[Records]
-=-=-

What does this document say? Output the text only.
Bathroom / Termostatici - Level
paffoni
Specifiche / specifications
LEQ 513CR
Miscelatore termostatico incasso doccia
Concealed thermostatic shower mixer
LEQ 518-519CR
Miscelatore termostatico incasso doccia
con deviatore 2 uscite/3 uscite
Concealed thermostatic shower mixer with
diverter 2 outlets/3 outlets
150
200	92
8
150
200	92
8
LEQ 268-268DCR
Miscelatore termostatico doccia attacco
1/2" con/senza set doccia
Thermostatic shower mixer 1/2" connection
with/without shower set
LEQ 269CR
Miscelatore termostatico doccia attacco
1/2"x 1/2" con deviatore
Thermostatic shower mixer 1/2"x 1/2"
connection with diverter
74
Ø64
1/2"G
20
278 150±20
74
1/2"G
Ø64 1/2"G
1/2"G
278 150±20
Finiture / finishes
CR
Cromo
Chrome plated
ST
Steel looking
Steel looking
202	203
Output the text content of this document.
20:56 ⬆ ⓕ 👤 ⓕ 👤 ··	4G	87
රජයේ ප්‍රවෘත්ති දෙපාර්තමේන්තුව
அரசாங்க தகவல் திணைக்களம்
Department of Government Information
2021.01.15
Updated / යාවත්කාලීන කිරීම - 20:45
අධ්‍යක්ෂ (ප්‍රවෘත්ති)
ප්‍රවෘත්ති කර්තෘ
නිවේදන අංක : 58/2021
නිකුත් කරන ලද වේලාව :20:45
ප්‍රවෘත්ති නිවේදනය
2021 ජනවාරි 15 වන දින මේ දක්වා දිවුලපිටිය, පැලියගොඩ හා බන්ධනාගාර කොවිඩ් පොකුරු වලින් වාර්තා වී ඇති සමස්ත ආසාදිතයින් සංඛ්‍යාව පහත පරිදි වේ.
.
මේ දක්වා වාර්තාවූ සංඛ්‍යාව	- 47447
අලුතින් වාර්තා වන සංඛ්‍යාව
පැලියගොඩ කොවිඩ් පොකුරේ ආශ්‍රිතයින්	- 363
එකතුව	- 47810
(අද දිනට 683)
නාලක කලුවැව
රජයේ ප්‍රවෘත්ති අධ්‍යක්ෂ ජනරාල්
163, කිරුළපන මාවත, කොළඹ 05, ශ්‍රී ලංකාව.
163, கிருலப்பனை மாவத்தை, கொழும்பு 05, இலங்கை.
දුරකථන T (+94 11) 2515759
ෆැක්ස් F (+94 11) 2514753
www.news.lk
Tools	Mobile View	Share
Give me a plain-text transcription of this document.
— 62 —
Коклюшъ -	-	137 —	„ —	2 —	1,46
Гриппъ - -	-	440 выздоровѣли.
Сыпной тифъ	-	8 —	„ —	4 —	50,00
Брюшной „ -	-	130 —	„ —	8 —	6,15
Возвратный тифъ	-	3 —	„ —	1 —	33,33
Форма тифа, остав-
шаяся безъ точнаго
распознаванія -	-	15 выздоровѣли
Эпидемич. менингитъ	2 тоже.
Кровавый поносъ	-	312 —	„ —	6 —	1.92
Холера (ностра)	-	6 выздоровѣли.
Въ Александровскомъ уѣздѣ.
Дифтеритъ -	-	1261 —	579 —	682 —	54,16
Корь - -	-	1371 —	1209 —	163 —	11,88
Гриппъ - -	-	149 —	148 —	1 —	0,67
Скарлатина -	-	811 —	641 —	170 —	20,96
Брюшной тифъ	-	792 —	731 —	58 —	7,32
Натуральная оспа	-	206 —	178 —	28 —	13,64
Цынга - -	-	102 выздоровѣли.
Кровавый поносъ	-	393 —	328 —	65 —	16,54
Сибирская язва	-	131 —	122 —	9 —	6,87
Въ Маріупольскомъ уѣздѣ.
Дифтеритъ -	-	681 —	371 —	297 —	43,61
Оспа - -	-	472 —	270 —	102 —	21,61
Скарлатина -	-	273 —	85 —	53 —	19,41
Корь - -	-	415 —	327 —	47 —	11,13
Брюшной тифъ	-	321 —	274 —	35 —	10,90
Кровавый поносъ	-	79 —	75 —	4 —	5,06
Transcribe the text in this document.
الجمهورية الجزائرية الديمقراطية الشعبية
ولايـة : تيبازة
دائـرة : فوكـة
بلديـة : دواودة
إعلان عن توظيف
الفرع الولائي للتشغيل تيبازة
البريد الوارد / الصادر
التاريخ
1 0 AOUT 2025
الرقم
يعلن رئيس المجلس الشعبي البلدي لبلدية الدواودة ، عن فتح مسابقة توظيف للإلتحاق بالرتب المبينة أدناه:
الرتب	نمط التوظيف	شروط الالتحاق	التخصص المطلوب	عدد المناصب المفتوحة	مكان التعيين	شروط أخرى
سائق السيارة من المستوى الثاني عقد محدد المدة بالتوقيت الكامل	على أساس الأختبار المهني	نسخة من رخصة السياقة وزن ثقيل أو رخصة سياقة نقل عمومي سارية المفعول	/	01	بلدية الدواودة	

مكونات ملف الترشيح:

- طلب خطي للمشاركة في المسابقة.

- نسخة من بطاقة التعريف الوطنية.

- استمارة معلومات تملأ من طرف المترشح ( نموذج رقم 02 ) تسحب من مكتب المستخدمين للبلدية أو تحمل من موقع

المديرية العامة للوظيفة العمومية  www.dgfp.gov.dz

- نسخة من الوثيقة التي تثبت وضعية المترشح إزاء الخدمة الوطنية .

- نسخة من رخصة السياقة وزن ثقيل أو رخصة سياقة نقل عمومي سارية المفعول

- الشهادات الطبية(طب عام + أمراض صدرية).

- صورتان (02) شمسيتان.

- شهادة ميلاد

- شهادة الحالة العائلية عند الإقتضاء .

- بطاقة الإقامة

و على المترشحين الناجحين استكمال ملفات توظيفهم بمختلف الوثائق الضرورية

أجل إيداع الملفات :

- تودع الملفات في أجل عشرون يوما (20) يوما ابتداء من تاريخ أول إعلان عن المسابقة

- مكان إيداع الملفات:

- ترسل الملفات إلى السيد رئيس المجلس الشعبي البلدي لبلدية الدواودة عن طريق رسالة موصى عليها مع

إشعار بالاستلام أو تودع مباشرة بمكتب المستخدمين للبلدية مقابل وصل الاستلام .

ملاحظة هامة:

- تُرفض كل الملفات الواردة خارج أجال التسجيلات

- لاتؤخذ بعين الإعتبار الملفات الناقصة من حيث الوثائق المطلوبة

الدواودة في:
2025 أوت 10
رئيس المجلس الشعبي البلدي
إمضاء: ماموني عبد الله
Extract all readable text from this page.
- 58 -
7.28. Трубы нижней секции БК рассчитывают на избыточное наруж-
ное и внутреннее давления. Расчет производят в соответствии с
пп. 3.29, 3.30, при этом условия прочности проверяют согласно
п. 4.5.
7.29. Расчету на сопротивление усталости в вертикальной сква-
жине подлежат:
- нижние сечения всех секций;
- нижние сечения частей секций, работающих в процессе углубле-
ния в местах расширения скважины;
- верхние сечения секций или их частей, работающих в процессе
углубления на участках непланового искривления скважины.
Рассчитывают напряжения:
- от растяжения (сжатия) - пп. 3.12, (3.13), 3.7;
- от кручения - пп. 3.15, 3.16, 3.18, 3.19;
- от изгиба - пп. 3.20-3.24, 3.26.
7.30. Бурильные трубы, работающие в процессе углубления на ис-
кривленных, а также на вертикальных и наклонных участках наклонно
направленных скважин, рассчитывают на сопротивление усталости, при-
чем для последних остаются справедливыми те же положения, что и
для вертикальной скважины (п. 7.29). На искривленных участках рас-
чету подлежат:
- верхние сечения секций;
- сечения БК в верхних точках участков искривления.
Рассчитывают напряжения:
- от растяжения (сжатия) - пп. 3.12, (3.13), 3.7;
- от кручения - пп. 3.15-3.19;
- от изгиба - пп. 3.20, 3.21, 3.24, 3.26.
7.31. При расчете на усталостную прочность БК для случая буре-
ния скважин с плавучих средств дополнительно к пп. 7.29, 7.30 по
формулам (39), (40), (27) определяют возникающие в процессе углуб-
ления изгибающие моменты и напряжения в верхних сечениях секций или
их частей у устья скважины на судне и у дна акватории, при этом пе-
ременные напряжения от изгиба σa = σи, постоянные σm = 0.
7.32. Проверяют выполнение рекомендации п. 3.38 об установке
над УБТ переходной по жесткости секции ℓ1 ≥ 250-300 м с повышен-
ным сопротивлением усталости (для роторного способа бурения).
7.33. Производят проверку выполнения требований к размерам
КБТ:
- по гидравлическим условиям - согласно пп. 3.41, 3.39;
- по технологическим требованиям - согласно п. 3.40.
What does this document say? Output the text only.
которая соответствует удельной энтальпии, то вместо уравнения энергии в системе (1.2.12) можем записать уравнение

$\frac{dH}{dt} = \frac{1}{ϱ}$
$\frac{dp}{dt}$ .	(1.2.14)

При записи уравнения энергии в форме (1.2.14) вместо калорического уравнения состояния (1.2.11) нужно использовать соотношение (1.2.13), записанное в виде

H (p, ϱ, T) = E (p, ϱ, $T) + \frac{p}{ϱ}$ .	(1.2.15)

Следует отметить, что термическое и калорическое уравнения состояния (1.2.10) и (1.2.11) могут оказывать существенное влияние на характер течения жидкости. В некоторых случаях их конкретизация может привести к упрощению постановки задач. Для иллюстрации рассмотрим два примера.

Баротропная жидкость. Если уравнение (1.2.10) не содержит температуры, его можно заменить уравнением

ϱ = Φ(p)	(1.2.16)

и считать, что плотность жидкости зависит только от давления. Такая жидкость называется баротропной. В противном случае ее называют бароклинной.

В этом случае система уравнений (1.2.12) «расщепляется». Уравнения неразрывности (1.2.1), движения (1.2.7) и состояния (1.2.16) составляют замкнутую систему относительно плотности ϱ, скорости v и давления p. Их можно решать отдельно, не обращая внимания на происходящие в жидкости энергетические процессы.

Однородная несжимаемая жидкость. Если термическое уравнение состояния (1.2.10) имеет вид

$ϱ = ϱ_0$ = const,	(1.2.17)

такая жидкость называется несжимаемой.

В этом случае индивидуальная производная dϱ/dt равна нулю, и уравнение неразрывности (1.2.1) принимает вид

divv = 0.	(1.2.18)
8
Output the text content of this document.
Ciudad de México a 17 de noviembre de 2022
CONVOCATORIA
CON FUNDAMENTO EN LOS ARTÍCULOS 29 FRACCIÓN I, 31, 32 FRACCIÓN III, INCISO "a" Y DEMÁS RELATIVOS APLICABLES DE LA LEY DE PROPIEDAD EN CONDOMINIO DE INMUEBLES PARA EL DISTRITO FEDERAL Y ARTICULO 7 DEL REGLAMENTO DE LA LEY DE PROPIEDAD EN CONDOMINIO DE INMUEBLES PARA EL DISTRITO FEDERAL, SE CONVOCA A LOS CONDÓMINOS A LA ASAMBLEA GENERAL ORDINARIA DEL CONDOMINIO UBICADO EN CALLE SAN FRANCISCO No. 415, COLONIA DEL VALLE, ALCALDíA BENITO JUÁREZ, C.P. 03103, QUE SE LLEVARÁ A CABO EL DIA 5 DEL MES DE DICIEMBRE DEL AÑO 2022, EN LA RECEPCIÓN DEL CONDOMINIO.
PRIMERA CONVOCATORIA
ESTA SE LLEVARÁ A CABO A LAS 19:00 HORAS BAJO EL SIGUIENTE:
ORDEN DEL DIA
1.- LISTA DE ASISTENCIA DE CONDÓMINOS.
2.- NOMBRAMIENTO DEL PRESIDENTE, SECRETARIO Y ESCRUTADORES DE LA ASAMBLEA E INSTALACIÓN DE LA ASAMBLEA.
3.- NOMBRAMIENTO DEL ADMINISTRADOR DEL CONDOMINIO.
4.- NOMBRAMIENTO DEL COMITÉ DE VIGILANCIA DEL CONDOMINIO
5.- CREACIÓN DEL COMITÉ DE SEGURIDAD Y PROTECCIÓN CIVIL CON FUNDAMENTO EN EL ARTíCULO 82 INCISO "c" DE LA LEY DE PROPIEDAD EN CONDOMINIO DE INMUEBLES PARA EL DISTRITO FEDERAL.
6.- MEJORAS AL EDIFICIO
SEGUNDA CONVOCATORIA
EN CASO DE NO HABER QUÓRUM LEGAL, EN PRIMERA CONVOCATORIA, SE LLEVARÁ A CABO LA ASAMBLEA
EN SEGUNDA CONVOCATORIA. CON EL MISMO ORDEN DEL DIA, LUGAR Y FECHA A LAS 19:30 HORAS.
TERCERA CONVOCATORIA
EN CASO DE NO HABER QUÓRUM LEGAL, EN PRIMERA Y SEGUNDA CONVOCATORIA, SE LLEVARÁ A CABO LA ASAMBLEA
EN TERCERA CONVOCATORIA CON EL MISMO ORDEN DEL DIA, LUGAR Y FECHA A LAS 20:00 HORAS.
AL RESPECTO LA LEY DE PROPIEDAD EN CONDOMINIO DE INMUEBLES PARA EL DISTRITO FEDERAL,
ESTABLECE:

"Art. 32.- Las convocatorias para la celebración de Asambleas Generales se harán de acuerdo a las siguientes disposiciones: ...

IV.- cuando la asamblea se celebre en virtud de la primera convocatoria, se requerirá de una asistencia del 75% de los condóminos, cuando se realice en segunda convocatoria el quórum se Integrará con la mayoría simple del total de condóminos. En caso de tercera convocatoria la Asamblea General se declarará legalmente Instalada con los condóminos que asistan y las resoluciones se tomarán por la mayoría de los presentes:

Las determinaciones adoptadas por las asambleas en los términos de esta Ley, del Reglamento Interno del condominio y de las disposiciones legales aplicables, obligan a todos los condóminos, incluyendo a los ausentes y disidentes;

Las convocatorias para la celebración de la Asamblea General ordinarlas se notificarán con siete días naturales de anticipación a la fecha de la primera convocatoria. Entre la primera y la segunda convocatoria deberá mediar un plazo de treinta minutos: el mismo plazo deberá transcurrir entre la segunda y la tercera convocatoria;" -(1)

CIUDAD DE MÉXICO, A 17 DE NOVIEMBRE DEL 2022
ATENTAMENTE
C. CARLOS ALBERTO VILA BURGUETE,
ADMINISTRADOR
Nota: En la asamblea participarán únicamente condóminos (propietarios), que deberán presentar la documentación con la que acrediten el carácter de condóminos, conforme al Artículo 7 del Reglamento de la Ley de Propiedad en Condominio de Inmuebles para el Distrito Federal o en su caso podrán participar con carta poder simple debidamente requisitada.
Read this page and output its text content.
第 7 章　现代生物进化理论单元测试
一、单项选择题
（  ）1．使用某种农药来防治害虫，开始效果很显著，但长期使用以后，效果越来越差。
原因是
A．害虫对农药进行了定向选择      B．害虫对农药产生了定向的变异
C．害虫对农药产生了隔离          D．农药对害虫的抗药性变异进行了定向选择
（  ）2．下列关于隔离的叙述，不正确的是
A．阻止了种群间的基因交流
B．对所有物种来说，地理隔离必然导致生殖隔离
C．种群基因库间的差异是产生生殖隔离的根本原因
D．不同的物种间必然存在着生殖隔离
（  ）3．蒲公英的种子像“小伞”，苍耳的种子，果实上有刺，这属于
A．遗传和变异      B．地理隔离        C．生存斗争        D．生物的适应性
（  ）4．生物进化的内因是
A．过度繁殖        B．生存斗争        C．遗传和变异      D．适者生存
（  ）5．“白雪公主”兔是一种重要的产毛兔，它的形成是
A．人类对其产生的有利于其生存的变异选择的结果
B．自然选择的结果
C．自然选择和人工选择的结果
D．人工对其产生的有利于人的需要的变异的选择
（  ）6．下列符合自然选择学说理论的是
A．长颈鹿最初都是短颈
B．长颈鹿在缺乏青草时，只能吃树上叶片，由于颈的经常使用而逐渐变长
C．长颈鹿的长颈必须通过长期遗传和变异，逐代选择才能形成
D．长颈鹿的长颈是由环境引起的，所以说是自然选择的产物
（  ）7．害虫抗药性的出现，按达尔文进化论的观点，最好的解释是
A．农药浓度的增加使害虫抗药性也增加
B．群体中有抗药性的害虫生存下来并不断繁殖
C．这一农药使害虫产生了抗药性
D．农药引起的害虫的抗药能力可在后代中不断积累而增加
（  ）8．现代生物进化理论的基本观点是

-=-=-

Search the records for the string "случае" and return every line in which it occurs.

и считать, что плотность жидкости зависит только от давления. Такая жидкость называется баротропной. В противном случае ее называют бароклинной.
В этом случае система уравнений (1.2.12) «расщепляется». Уравнения неразрывности (1.2.1), движения (1.2.7) и состояния (1.2.16) составляют замкнутую систему относительно плотности ϱ, скорости v и давления p. Их можно решать отдельно, не обращая внимания на происходящие в жидкости энергетические процессы.
В этом случае индивидуальная производная dϱ/dt равна нулю, и уравнение неразрывности (1.2.1) принимает вид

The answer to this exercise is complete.